▶ [Stated goal]: Output all of the entries exactly as written.

## begin

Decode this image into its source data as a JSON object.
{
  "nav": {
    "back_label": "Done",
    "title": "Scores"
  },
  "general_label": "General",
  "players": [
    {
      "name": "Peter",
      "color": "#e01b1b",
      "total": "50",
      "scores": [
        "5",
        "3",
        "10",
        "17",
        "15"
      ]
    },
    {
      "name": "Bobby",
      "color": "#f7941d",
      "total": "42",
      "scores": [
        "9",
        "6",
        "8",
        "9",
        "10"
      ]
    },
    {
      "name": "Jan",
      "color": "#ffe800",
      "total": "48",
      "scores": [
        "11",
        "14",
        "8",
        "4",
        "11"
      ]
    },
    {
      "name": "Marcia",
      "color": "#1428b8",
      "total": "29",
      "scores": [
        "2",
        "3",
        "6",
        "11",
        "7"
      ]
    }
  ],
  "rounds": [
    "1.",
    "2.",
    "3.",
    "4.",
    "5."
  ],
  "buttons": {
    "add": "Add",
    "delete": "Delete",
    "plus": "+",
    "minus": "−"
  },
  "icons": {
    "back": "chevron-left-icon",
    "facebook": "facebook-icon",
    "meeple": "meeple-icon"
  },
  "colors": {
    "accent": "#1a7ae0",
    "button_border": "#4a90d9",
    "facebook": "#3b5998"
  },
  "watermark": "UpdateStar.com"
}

## end

▶ [Output below]:
Decode this image into its source data as a JSON object.
{
  "nav": {
    "back_label": "Done",
    "title": "Scores"
  },
  "general_label": "General",
  "players": [
    {
      "name": "Peter",
      "color": "#e01b1b",
      "total": "50",
      "scores": [
        "5",
        "3",
        "10",
        "17",
        "15"
      ]
    },
    {
      "name": "Bobby",
      "color": "#f7941d",
      "total": "42",
      "scores": [
        "9",
        "6",
        "8",
        "9",
        "10"
      ]
    },
    {
      "name": "Jan",
      "color": "#ffe800",
      "total": "48",
      "scores": [
        "11",
        "14",
        "8",
        "4",
        "11"
      ]
    },
    {
      "name": "Marcia",
      "color": "#1428b8",
      "total": "29",
      "scores": [
        "2",
        "3",
        "6",
        "11",
        "7"
      ]
    }
  ],
  "rounds": [
    "1.",
    "2.",
    "3.",
    "4.",
    "5."
  ],
  "buttons": {
    "add": "Add",
    "delete": "Delete",
    "plus": "+",
    "minus": "−"
  },
  "icons": {
    "back": "chevron-left-icon",
    "facebook": "facebook-icon",
    "meeple": "meeple-icon"
  },
  "colors": {
    "accent": "#1a7ae0",
    "button_border": "#4a90d9",
    "facebook": "#3b5998"
  },
  "watermark": "UpdateStar.com"
}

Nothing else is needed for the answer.